= What is expected =
Count the lines in the entries that contain "Meynung". Say the number and nothing more.

━━━━━ Information provided

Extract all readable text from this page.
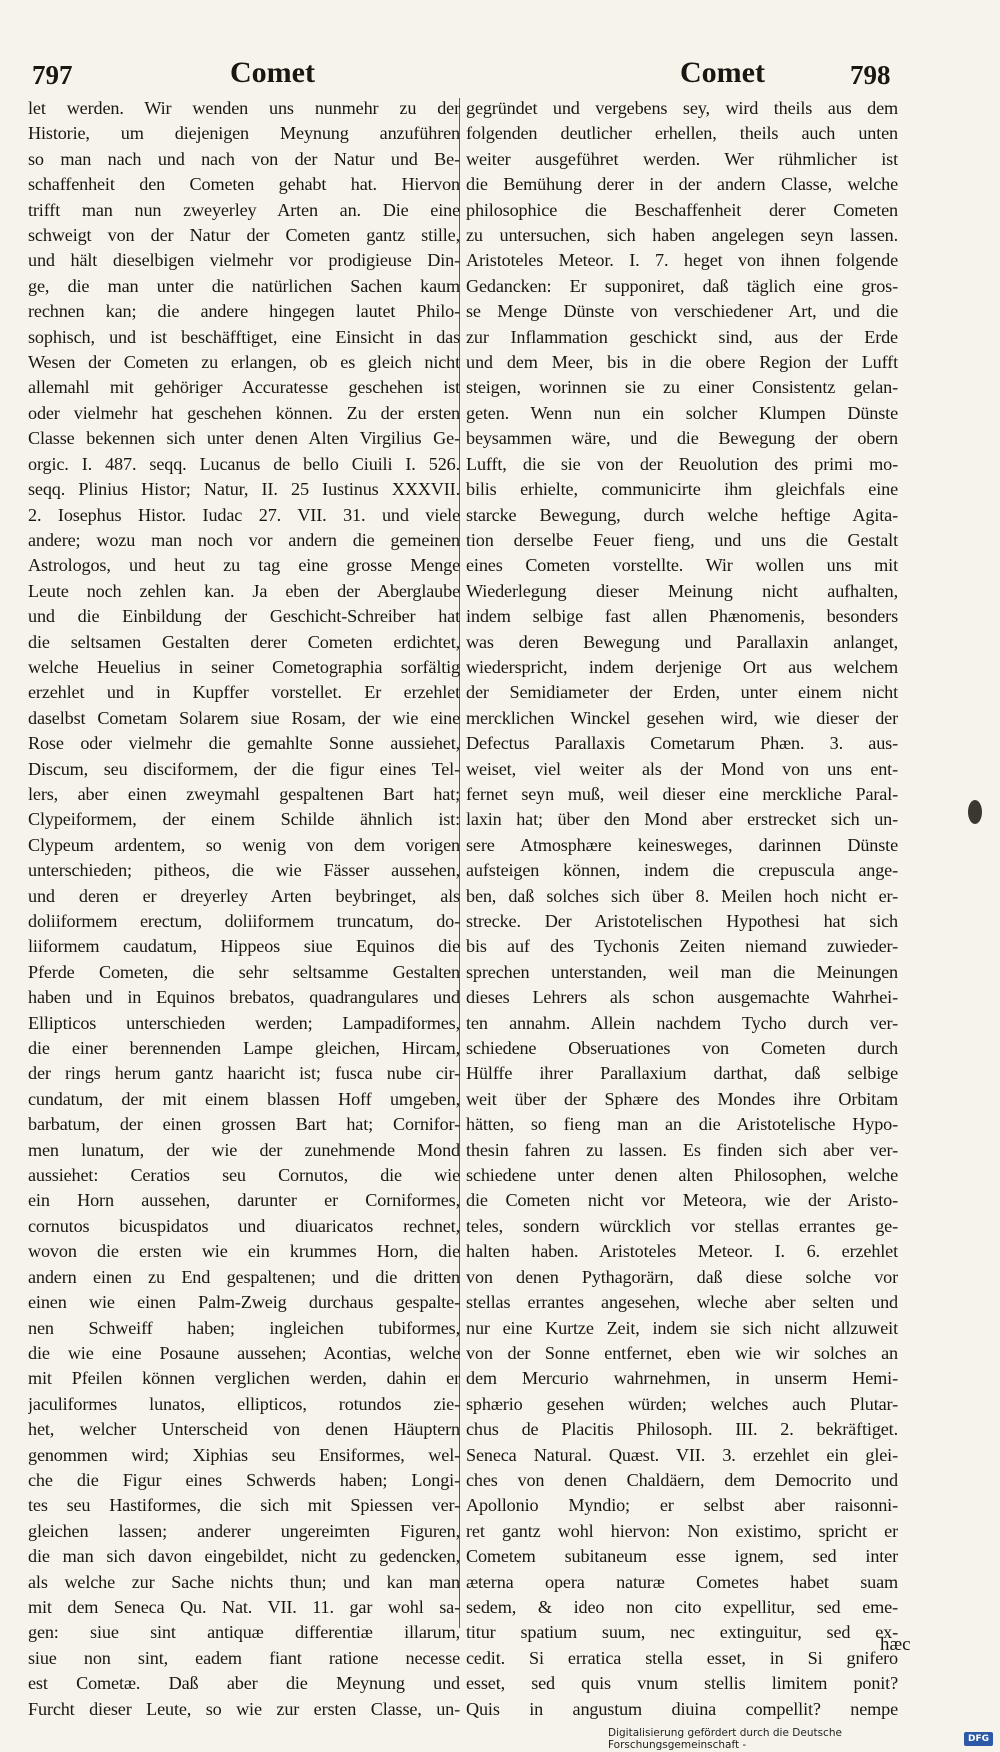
797	Comet	Comet	798
let werden. Wir wenden uns nunmehr zu der
Historie, um diejenigen Meynung anzuführen
so man nach und nach von der Natur und Be-
schaffenheit den Cometen gehabt hat. Hiervon
trifft man nun zweyerley Arten an. Die eine
schweigt von der Natur der Cometen gantz stille,
und hält dieselbigen vielmehr vor prodigieuse Din-
ge, die man unter die natürlichen Sachen kaum
rechnen kan; die andere hingegen lautet Philo-
sophisch, und ist beschäfftiget, eine Einsicht in das
Wesen der Cometen zu erlangen, ob es gleich nicht
allemahl mit gehöriger Accuratesse geschehen ist
oder vielmehr hat geschehen können. Zu der ersten
Classe bekennen sich unter denen Alten Virgilius Ge-
orgic. I. 487. seqq. Lucanus de bello Ciuili I. 526.
seqq. Plinius Histor; Natur, II. 25 Iustinus XXXVII.
2. Iosephus Histor. Iudac 27. VII. 31. und viele
andere; wozu man noch vor andern die gemeinen
Astrologos, und heut zu tag eine grosse Menge
Leute noch zehlen kan. Ja eben der Aberglaube
und die Einbildung der Geschicht-Schreiber hat
die seltsamen Gestalten derer Cometen erdichtet,
welche Heuelius in seiner Cometographia sorfältig
erzehlet und in Kupffer vorstellet. Er erzehlet
daselbst Cometam Solarem siue Rosam, der wie eine
Rose oder vielmehr die gemahlte Sonne aussiehet,
Discum, seu disciformem, der die figur eines Tel-
lers, aber einen zweymahl gespaltenen Bart hat;
Clypeiformem, der einem Schilde ähnlich ist:
Clypeum ardentem, so wenig von dem vorigen
unterschieden; pitheos, die wie Fässer aussehen,
und deren er dreyerley Arten beybringet, als
doliiformem erectum, doliiformem truncatum, do-
liiformem caudatum, Hippeos siue Equinos die
Pferde Cometen, die sehr seltsamme Gestalten
haben und in Equinos brebatos, quadrangulares und
Ellipticos unterschieden werden; Lampadiformes,
die einer berennenden Lampe gleichen, Hircam,
der rings herum gantz haaricht ist; fusca nube cir-
cundatum, der mit einem blassen Hoff umgeben,
barbatum, der einen grossen Bart hat; Cornifor-
men lunatum, der wie der zunehmende Mond
aussiehet: Ceratios seu Cornutos, die wie
ein Horn aussehen, darunter er Corniformes,
cornutos bicuspidatos und diuaricatos rechnet,
wovon die ersten wie ein krummes Horn, die
andern einen zu End gespaltenen; und die dritten
einen wie einen Palm-Zweig durchaus gespalte-
nen Schweiff haben; ingleichen tubiformes,
die wie eine Posaune aussehen; Acontias, welche
mit Pfeilen können verglichen werden, dahin er
jaculiformes lunatos, ellipticos, rotundos zie-
het, welcher Unterscheid von denen Häuptern
genommen wird; Xiphias seu Ensiformes, wel-
che die Figur eines Schwerds haben; Longi-
tes seu Hastiformes, die sich mit Spiessen ver-
gleichen lassen; anderer ungereimten Figuren,
die man sich davon eingebildet, nicht zu gedencken,
als welche zur Sache nichts thun; und kan man
mit dem Seneca Qu. Nat. VII. 11. gar wohl sa-
gen: siue sint antiquæ differentiæ illarum,
siue non sint, eadem fiant ratione necesse
est Cometæ. Daß aber die Meynung und
Furcht dieser Leute, so wie zur ersten Classe, un-
gegründet und vergebens sey, wird theils aus dem
folgenden deutlicher erhellen, theils auch unten
weiter ausgeführet werden. Wer rühmlicher ist
die Bemühung derer in der andern Classe, welche
philosophice die Beschaffenheit derer Cometen
zu untersuchen, sich haben angelegen seyn lassen.
Aristoteles Meteor. I. 7. heget von ihnen folgende
Gedancken: Er supponiret, daß täglich eine gros-
se Menge Dünste von verschiedener Art, und die
zur Inflammation geschickt sind, aus der Erde
und dem Meer, bis in die obere Region der Lufft
steigen, worinnen sie zu einer Consistentz gelan-
geten. Wenn nun ein solcher Klumpen Dünste
beysammen wäre, und die Bewegung der obern
Lufft, die sie von der Reuolution des primi mo-
bilis erhielte, communicirte ihm gleichfals eine
starcke Bewegung, durch welche heftige Agita-
tion derselbe Feuer fieng, und uns die Gestalt
eines Cometen vorstellte. Wir wollen uns mit
Wiederlegung dieser Meinung nicht aufhalten,
indem selbige fast allen Phænomenis, besonders
was deren Bewegung und Parallaxin anlanget,
wiederspricht, indem derjenige Ort aus welchem
der Semidiameter der Erden, unter einem nicht
mercklichen Winckel gesehen wird, wie dieser der
Defectus Parallaxis Cometarum Phæn. 3. aus-
weiset, viel weiter als der Mond von uns ent-
fernet seyn muß, weil dieser eine merckliche Paral-
laxin hat; über den Mond aber erstrecket sich un-
sere Atmosphære keinesweges, darinnen Dünste
aufsteigen können, indem die crepuscula ange-
ben, daß solches sich über 8. Meilen hoch nicht er-
strecke. Der Aristotelischen Hypothesi hat sich
bis auf des Tychonis Zeiten niemand zuwieder-
sprechen unterstanden, weil man die Meinungen
dieses Lehrers als schon ausgemachte Wahrhei-
ten annahm. Allein nachdem Tycho durch ver-
schiedene Obseruationes von Cometen durch
Hülffe ihrer Parallaxium darthat, daß selbige
weit über der Sphære des Mondes ihre Orbitam
hätten, so fieng man an die Aristotelische Hypo-
thesin fahren zu lassen. Es finden sich aber ver-
schiedene unter denen alten Philosophen, welche
die Cometen nicht vor Meteora, wie der Aristo-
teles, sondern würcklich vor stellas errantes ge-
halten haben. Aristoteles Meteor. I. 6. erzehlet
von denen Pythagorärn, daß diese solche vor
stellas errantes angesehen, wleche aber selten und
nur eine Kurtze Zeit, indem sie sich nicht allzuweit
von der Sonne entfernet, eben wie wir solches an
dem Mercurio wahrnehmen, in unserm Hemi-
sphærio gesehen würden; welches auch Plutar-
chus de Placitis Philosoph. III. 2. bekräftiget.
Seneca Natural. Quæst. VII. 3. erzehlet ein glei-
ches von denen Chaldäern, dem Democrito und
Apollonio Myndio; er selbst aber raisonni-
ret gantz wohl hiervon: Non existimo, spricht er
Cometem subitaneum esse ignem, sed inter
æterna opera naturæ Cometes habet suam
sedem, & ideo non cito expellitur, sed eme-
titur spatium suum, nec extinguitur, sed ex-
cedit. Si erratica stella esset, in Si gnifero
esset, sed quis vnum stellis limitem ponit?
Quis in angustum diuina compellit? nempe
hæc
Digitalisierung gefördert durch die Deutsche Forschungsgemeinschaft -	DFG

━━━━━━━━━━

= Solution below =
2